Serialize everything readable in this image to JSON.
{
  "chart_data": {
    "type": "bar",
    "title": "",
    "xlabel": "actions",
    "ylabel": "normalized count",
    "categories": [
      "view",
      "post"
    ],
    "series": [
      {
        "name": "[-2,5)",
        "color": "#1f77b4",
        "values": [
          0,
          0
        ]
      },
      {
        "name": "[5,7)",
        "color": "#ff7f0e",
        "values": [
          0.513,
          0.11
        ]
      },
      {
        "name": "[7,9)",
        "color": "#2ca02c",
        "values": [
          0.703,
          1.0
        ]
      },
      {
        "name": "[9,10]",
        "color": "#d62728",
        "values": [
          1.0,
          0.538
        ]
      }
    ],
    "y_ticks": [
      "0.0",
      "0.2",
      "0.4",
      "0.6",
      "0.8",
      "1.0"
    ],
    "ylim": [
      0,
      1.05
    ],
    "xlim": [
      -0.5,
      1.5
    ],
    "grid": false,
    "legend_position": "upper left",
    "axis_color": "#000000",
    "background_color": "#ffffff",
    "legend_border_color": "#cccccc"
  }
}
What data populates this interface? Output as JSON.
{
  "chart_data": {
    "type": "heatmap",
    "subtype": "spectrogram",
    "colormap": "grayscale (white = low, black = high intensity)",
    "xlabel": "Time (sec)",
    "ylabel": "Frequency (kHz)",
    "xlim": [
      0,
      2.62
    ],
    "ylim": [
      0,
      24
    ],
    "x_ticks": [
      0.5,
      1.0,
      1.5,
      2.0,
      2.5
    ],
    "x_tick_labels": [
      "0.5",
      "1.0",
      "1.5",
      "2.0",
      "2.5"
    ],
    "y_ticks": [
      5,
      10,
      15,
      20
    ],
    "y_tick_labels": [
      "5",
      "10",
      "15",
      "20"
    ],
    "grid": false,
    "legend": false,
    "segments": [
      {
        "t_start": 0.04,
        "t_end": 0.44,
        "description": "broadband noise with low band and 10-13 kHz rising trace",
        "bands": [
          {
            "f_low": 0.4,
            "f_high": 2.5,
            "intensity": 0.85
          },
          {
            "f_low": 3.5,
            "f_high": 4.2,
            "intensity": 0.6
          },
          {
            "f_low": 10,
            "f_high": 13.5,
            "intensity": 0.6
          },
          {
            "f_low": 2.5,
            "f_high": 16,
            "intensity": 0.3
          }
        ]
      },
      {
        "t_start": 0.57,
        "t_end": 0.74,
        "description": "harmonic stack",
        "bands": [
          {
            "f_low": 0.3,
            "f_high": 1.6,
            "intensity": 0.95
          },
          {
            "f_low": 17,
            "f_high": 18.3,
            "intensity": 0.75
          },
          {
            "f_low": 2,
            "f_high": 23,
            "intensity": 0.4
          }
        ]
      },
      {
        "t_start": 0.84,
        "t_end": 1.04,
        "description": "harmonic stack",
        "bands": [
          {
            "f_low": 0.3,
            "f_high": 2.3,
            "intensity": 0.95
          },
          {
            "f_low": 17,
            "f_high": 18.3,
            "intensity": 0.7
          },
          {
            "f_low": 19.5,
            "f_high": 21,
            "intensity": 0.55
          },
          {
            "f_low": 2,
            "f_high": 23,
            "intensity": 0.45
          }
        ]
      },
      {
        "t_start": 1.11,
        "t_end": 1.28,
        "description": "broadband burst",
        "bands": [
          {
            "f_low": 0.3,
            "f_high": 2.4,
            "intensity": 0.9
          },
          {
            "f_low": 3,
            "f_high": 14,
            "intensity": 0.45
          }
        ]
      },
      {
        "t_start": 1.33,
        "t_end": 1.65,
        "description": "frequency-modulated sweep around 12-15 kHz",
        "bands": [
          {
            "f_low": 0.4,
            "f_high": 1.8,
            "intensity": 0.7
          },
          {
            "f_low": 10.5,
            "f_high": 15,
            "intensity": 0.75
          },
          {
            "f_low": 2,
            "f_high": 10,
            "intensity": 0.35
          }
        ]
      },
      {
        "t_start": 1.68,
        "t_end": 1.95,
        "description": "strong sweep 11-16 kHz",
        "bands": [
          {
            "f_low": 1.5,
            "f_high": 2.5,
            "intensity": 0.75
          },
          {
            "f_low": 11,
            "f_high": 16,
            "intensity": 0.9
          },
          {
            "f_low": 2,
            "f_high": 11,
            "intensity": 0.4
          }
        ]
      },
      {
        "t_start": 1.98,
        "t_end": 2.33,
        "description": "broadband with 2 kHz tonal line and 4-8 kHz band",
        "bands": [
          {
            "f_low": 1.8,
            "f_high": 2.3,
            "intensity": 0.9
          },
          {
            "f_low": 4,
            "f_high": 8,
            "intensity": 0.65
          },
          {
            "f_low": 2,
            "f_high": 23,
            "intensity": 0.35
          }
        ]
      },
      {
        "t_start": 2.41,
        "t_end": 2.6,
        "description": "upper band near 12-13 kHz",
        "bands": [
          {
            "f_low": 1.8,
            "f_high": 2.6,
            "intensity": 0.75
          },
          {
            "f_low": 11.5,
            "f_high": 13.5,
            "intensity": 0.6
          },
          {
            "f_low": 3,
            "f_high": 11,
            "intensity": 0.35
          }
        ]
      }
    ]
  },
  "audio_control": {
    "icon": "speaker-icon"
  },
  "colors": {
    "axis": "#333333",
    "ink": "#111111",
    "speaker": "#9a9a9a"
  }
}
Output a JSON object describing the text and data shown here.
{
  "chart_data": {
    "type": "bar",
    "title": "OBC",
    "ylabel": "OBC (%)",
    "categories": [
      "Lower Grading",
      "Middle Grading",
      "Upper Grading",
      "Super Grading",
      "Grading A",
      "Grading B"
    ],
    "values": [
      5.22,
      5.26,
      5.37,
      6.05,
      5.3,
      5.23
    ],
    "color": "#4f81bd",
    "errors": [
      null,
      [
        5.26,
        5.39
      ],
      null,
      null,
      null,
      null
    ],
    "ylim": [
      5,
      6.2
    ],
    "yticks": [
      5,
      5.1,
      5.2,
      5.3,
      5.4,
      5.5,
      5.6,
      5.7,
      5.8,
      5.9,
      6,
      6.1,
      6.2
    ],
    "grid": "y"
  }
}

━━━━━━━━━━━━━━━━

Required work -> Your task is to output all of the data above word for word.

Answer to the task ->
Serialize everything readable in this image to JSON.
{
  "chart_data": {
    "type": "bar",
    "title": "",
    "xlabel": "actions",
    "ylabel": "normalized count",
    "categories": [
      "view",
      "post"
    ],
    "series": [
      {
        "name": "[-2,5)",
        "color": "#1f77b4",
        "values": [
          0,
          0
        ]
      },
      {
        "name": "[5,7)",
        "color": "#ff7f0e",
        "values": [
          0.513,
          0.11
        ]
      },
      {
        "name": "[7,9)",
        "color": "#2ca02c",
        "values": [
          0.703,
          1.0
        ]
      },
      {
        "name": "[9,10]",
        "color": "#d62728",
        "values": [
          1.0,
          0.538
        ]
      }
    ],
    "y_ticks": [
      "0.0",
      "0.2",
      "0.4",
      "0.6",
      "0.8",
      "1.0"
    ],
    "ylim": [
      0,
      1.05
    ],
    "xlim": [
      -0.5,
      1.5
    ],
    "grid": false,
    "legend_position": "upper left",
    "axis_color": "#000000",
    "background_color": "#ffffff",
    "legend_border_color": "#cccccc"
  }
}
What data populates this interface? Output as JSON.
{
  "chart_data": {
    "type": "heatmap",
    "subtype": "spectrogram",
    "colormap": "grayscale (white = low, black = high intensity)",
    "xlabel": "Time (sec)",
    "ylabel": "Frequency (kHz)",
    "xlim": [
      0,
      2.62
    ],
    "ylim": [
      0,
      24
    ],
    "x_ticks": [
      0.5,
      1.0,
      1.5,
      2.0,
      2.5
    ],
    "x_tick_labels": [
      "0.5",
      "1.0",
      "1.5",
      "2.0",
      "2.5"
    ],
    "y_ticks": [
      5,
      10,
      15,
      20
    ],
    "y_tick_labels": [
      "5",
      "10",
      "15",
      "20"
    ],
    "grid": false,
    "legend": false,
    "segments": [
      {
        "t_start": 0.04,
        "t_end": 0.44,
        "description": "broadband noise with low band and 10-13 kHz rising trace",
        "bands": [
          {
            "f_low": 0.4,
            "f_high": 2.5,
            "intensity": 0.85
          },
          {
            "f_low": 3.5,
            "f_high": 4.2,
            "intensity": 0.6
          },
          {
            "f_low": 10,
            "f_high": 13.5,
            "intensity": 0.6
          },
          {
            "f_low": 2.5,
            "f_high": 16,
            "intensity": 0.3
          }
        ]
      },
      {
        "t_start": 0.57,
        "t_end": 0.74,
        "description": "harmonic stack",
        "bands": [
          {
            "f_low": 0.3,
            "f_high": 1.6,
            "intensity": 0.95
          },
          {
            "f_low": 17,
            "f_high": 18.3,
            "intensity": 0.75
          },
          {
            "f_low": 2,
            "f_high": 23,
            "intensity": 0.4
          }
        ]
      },
      {
        "t_start": 0.84,
        "t_end": 1.04,
        "description": "harmonic stack",
        "bands": [
          {
            "f_low": 0.3,
            "f_high": 2.3,
            "intensity": 0.95
          },
          {
            "f_low": 17,
            "f_high": 18.3,
            "intensity": 0.7
          },
          {
            "f_low": 19.5,
            "f_high": 21,
            "intensity": 0.55
          },
          {
            "f_low": 2,
            "f_high": 23,
            "intensity": 0.45
          }
        ]
      },
      {
        "t_start": 1.11,
        "t_end": 1.28,
        "description": "broadband burst",
        "bands": [
          {
            "f_low": 0.3,
            "f_high": 2.4,
            "intensity": 0.9
          },
          {
            "f_low": 3,
            "f_high": 14,
            "intensity": 0.45
          }
        ]
      },
      {
        "t_start": 1.33,
        "t_end": 1.65,
        "description": "frequency-modulated sweep around 12-15 kHz",
        "bands": [
          {
            "f_low": 0.4,
            "f_high": 1.8,
            "intensity": 0.7
          },
          {
            "f_low": 10.5,
            "f_high": 15,
            "intensity": 0.75
          },
          {
            "f_low": 2,
            "f_high": 10,
            "intensity": 0.35
          }
        ]
      },
      {
        "t_start": 1.68,
        "t_end": 1.95,
        "description": "strong sweep 11-16 kHz",
        "bands": [
          {
            "f_low": 1.5,
            "f_high": 2.5,
            "intensity": 0.75
          },
          {
            "f_low": 11,
            "f_high": 16,
            "intensity": 0.9
          },
          {
            "f_low": 2,
            "f_high": 11,
            "intensity": 0.4
          }
        ]
      },
      {
        "t_start": 1.98,
        "t_end": 2.33,
        "description": "broadband with 2 kHz tonal line and 4-8 kHz band",
        "bands": [
          {
            "f_low": 1.8,
            "f_high": 2.3,
            "intensity": 0.9
          },
          {
            "f_low": 4,
            "f_high": 8,
            "intensity": 0.65
          },
          {
            "f_low": 2,
            "f_high": 23,
            "intensity": 0.35
          }
        ]
      },
      {
        "t_start": 2.41,
        "t_end": 2.6,
        "description": "upper band near 12-13 kHz",
        "bands": [
          {
            "f_low": 1.8,
            "f_high": 2.6,
            "intensity": 0.75
          },
          {
            "f_low": 11.5,
            "f_high": 13.5,
            "intensity": 0.6
          },
          {
            "f_low": 3,
            "f_high": 11,
            "intensity": 0.35
          }
        ]
      }
    ]
  },
  "audio_control": {
    "icon": "speaker-icon"
  },
  "colors": {
    "axis": "#333333",
    "ink": "#111111",
    "speaker": "#9a9a9a"
  }
}
Output a JSON object describing the text and data shown here.
{
  "chart_data": {
    "type": "bar",
    "title": "OBC",
    "ylabel": "OBC (%)",
    "categories": [
      "Lower Grading",
      "Middle Grading",
      "Upper Grading",
      "Super Grading",
      "Grading A",
      "Grading B"
    ],
    "values": [
      5.22,
      5.26,
      5.37,
      6.05,
      5.3,
      5.23
    ],
    "color": "#4f81bd",
    "errors": [
      null,
      [
        5.26,
        5.39
      ],
      null,
      null,
      null,
      null
    ],
    "ylim": [
      5,
      6.2
    ],
    "yticks": [
      5,
      5.1,
      5.2,
      5.3,
      5.4,
      5.5,
      5.6,
      5.7,
      5.8,
      5.9,
      6,
      6.1,
      6.2
    ],
    "grid": "y"
  }
}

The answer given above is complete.